What this task involves. Consider the records below. How many of their lines include the word "TradingView"? State the number and nothing else.

___ Material provided ___

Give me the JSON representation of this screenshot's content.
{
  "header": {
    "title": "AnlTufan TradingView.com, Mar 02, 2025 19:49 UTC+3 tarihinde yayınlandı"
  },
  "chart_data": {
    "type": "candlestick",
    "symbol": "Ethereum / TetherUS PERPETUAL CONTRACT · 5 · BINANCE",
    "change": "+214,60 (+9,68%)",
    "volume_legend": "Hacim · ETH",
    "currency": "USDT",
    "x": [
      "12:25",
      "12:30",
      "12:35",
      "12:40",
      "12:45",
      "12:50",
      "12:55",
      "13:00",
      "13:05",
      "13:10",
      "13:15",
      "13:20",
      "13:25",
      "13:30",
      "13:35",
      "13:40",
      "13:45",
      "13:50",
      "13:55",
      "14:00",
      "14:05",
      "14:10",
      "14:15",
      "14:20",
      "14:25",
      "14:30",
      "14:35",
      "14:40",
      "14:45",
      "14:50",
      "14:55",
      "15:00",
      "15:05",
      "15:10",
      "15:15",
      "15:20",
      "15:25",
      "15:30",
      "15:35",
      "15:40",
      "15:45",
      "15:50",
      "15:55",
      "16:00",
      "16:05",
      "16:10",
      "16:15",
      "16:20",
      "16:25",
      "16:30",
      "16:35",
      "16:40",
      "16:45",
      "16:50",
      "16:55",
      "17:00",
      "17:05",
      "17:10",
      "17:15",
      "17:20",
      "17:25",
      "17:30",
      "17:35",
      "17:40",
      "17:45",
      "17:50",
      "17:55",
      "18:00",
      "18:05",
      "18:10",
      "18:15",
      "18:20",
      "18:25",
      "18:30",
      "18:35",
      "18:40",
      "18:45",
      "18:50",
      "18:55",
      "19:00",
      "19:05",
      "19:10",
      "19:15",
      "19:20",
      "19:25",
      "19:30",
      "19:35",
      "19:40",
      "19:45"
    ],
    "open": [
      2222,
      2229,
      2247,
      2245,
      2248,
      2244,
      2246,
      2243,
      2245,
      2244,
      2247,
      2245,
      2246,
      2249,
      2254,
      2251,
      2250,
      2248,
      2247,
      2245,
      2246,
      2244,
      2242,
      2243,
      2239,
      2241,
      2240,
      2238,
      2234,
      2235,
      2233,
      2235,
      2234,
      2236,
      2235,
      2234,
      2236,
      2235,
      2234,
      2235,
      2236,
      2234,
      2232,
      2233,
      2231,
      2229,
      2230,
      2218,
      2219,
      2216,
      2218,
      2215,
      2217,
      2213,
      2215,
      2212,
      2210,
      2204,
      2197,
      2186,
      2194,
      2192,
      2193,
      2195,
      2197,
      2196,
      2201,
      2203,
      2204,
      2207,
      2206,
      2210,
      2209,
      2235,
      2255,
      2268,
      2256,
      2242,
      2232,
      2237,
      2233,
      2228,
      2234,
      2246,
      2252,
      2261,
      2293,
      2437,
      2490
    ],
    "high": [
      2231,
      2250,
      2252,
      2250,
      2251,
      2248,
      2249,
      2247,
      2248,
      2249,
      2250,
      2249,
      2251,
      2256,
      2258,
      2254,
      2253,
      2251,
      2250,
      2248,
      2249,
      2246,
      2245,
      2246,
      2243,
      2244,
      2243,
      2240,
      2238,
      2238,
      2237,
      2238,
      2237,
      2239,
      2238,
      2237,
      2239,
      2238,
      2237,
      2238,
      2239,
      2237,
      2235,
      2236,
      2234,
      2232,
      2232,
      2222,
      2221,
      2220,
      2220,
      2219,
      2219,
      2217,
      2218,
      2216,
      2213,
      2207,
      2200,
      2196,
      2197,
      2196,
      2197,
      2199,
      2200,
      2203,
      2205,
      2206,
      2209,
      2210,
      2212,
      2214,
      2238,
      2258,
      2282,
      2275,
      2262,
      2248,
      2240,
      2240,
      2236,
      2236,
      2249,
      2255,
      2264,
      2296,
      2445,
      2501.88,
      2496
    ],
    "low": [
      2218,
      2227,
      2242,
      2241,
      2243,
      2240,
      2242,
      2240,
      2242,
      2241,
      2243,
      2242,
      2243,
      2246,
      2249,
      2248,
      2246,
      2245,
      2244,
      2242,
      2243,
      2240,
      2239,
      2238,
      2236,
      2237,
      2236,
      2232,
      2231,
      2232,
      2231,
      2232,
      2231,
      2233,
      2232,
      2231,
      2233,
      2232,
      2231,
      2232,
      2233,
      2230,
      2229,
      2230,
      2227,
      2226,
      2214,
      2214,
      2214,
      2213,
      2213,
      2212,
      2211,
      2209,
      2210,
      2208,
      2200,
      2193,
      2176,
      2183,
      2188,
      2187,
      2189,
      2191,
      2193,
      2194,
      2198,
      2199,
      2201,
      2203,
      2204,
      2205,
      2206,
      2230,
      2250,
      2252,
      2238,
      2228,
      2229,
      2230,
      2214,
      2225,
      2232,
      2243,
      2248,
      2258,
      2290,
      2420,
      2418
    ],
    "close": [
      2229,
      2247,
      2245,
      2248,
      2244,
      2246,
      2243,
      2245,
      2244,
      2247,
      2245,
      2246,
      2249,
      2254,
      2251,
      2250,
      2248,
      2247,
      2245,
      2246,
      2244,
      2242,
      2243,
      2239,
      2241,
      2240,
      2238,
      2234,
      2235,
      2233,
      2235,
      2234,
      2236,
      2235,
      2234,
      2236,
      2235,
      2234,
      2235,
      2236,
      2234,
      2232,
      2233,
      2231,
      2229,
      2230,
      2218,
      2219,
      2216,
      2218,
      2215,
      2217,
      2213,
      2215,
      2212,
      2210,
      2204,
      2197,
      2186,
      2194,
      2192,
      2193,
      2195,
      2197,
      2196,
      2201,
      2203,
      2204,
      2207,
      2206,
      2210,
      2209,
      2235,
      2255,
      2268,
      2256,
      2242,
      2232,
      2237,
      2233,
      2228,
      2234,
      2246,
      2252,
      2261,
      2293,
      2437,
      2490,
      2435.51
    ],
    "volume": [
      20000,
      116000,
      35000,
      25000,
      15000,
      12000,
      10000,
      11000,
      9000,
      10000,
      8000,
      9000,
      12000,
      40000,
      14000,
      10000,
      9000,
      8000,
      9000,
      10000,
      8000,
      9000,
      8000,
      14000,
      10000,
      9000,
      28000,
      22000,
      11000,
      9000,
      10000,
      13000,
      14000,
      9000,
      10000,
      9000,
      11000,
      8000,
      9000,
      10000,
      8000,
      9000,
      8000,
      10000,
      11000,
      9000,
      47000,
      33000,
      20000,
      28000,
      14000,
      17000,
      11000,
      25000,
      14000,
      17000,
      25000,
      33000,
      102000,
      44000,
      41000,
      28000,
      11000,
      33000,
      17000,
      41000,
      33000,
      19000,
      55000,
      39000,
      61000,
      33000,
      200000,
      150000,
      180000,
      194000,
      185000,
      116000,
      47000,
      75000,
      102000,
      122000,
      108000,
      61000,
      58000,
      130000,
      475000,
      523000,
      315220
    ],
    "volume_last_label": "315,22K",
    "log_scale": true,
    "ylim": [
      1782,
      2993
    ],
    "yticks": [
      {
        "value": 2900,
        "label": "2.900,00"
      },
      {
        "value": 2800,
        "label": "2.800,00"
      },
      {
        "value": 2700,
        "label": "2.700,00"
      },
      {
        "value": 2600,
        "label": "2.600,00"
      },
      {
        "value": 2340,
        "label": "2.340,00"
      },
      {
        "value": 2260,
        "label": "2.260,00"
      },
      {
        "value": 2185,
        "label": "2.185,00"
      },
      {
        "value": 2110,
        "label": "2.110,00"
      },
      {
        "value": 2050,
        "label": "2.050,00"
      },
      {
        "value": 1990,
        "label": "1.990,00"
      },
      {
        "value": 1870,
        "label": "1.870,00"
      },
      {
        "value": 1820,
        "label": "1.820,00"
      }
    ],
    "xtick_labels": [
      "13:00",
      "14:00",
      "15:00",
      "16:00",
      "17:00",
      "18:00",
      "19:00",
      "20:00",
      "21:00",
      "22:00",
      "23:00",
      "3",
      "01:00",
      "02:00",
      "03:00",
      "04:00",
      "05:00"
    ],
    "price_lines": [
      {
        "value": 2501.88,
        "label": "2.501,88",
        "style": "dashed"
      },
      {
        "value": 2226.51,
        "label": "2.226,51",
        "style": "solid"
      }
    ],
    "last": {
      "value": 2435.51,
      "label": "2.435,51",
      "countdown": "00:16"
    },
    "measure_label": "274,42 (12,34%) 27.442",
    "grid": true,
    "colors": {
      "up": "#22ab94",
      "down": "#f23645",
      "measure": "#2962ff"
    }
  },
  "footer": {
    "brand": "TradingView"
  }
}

___

Exercise solution. 2